*WRITTEN EXERCISE:* Images must not appear in your copy; reproduce every other part of the records exactly.
── PROVIDED DATA
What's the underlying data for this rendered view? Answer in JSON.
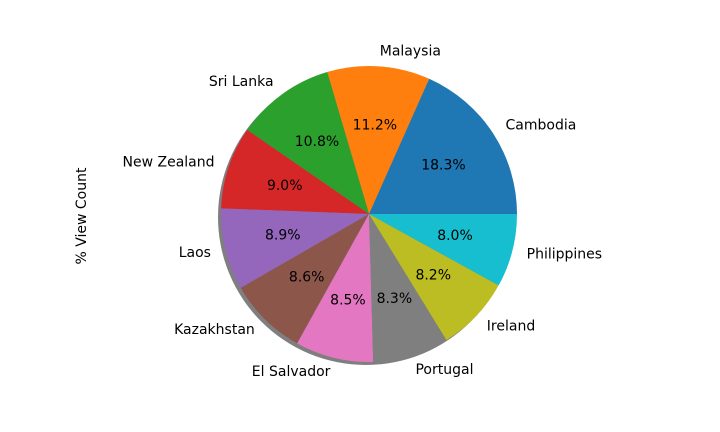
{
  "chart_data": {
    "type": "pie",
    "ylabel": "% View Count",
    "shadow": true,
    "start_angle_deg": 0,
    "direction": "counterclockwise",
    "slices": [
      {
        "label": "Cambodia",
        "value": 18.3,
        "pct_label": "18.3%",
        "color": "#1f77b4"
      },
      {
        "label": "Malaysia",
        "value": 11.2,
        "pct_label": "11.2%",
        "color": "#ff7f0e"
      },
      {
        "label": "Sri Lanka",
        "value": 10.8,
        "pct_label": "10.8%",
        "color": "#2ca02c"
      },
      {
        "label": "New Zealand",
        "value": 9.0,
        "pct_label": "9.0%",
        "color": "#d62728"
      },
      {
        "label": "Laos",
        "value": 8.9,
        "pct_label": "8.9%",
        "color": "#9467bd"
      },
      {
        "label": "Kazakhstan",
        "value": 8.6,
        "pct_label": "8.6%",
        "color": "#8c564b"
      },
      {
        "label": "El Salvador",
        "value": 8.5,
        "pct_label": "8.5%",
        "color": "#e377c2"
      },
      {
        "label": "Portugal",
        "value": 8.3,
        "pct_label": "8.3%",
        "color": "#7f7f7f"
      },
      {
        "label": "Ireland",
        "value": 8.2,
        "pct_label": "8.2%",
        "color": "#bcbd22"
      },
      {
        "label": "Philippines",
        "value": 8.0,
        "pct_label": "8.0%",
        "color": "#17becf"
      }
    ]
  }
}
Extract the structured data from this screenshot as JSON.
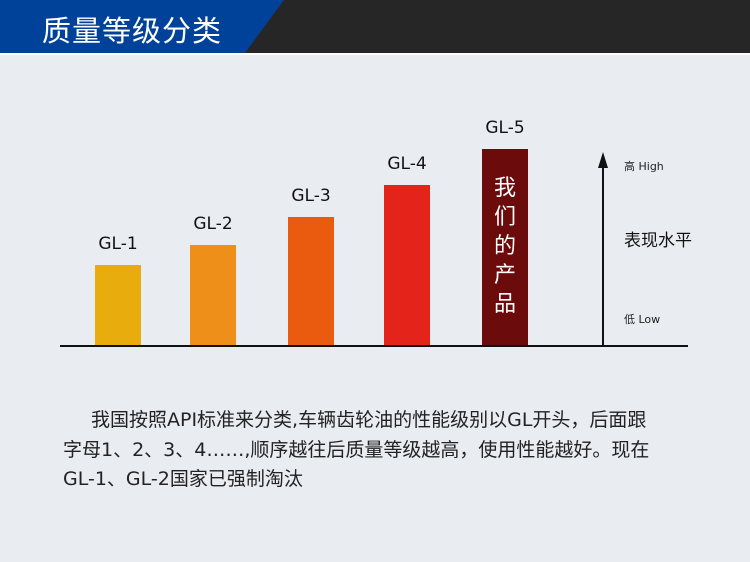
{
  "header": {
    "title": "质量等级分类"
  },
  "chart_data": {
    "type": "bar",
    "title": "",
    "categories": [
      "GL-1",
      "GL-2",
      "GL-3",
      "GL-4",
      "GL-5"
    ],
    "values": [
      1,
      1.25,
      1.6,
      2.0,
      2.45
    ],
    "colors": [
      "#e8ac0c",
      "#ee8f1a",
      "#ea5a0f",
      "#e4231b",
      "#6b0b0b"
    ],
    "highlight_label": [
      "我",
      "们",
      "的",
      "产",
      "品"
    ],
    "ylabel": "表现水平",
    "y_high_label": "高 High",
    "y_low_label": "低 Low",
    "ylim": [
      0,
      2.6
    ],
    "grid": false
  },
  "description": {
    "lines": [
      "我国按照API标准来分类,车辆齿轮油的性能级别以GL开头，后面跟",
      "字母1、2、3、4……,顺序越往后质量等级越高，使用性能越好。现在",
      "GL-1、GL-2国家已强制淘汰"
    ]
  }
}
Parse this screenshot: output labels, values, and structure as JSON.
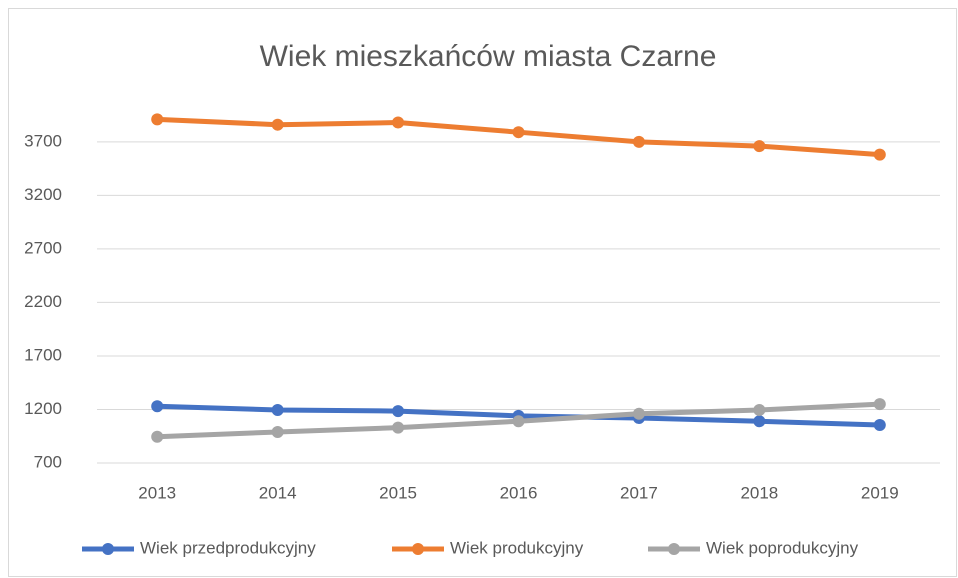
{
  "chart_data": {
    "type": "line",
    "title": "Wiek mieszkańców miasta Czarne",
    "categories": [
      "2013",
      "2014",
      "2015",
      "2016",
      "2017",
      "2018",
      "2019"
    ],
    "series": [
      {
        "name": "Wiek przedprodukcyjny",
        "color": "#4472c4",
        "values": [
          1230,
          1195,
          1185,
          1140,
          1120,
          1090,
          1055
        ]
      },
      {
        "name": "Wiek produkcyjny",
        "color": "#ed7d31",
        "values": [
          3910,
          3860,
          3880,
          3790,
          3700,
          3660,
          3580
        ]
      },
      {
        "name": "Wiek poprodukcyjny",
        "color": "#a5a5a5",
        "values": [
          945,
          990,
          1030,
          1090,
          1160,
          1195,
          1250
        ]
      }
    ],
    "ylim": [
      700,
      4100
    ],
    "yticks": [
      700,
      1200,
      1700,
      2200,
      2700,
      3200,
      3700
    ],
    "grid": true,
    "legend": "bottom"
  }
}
────
*SOLUTION TO THIS PROBLEM:*
What's the underlying data for this rendered view? Answer in JSON.
{
  "chart_data": {
    "type": "pie",
    "ylabel": "% View Count",
    "shadow": true,
    "start_angle_deg": 0,
    "direction": "counterclockwise",
    "slices": [
      {
        "label": "Cambodia",
        "value": 18.3,
        "pct_label": "18.3%",
        "color": "#1f77b4"
      },
      {
        "label": "Malaysia",
        "value": 11.2,
        "pct_label": "11.2%",
        "color": "#ff7f0e"
      },
      {
        "label": "Sri Lanka",
        "value": 10.8,
        "pct_label": "10.8%",
        "color": "#2ca02c"
      },
      {
        "label": "New Zealand",
        "value": 9.0,
        "pct_label": "9.0%",
        "color": "#d62728"
      },
      {
        "label": "Laos",
        "value": 8.9,
        "pct_label": "8.9%",
        "color": "#9467bd"
      },
      {
        "label": "Kazakhstan",
        "value": 8.6,
        "pct_label": "8.6%",
        "color": "#8c564b"
      },
      {
        "label": "El Salvador",
        "value": 8.5,
        "pct_label": "8.5%",
        "color": "#e377c2"
      },
      {
        "label": "Portugal",
        "value": 8.3,
        "pct_label": "8.3%",
        "color": "#7f7f7f"
      },
      {
        "label": "Ireland",
        "value": 8.2,
        "pct_label": "8.2%",
        "color": "#bcbd22"
      },
      {
        "label": "Philippines",
        "value": 8.0,
        "pct_label": "8.0%",
        "color": "#17becf"
      }
    ]
  }
}
Extract the structured data from this screenshot as JSON.
{
  "header": {
    "title": "质量等级分类"
  },
  "chart_data": {
    "type": "bar",
    "title": "",
    "categories": [
      "GL-1",
      "GL-2",
      "GL-3",
      "GL-4",
      "GL-5"
    ],
    "values": [
      1,
      1.25,
      1.6,
      2.0,
      2.45
    ],
    "colors": [
      "#e8ac0c",
      "#ee8f1a",
      "#ea5a0f",
      "#e4231b",
      "#6b0b0b"
    ],
    "highlight_label": [
      "我",
      "们",
      "的",
      "产",
      "品"
    ],
    "ylabel": "表现水平",
    "y_high_label": "高 High",
    "y_low_label": "低 Low",
    "ylim": [
      0,
      2.6
    ],
    "grid": false
  },
  "description": {
    "lines": [
      "我国按照API标准来分类,车辆齿轮油的性能级别以GL开头，后面跟",
      "字母1、2、3、4……,顺序越往后质量等级越高，使用性能越好。现在",
      "GL-1、GL-2国家已强制淘汰"
    ]
  }
}
Parse this screenshot: output labels, values, and structure as JSON.
{
  "chart_data": {
    "type": "line",
    "title": "Wiek mieszkańców miasta Czarne",
    "categories": [
      "2013",
      "2014",
      "2015",
      "2016",
      "2017",
      "2018",
      "2019"
    ],
    "series": [
      {
        "name": "Wiek przedprodukcyjny",
        "color": "#4472c4",
        "values": [
          1230,
          1195,
          1185,
          1140,
          1120,
          1090,
          1055
        ]
      },
      {
        "name": "Wiek produkcyjny",
        "color": "#ed7d31",
        "values": [
          3910,
          3860,
          3880,
          3790,
          3700,
          3660,
          3580
        ]
      },
      {
        "name": "Wiek poprodukcyjny",
        "color": "#a5a5a5",
        "values": [
          945,
          990,
          1030,
          1090,
          1160,
          1195,
          1250
        ]
      }
    ],
    "ylim": [
      700,
      4100
    ],
    "yticks": [
      700,
      1200,
      1700,
      2200,
      2700,
      3200,
      3700
    ],
    "grid": true,
    "legend": "bottom"
  }
}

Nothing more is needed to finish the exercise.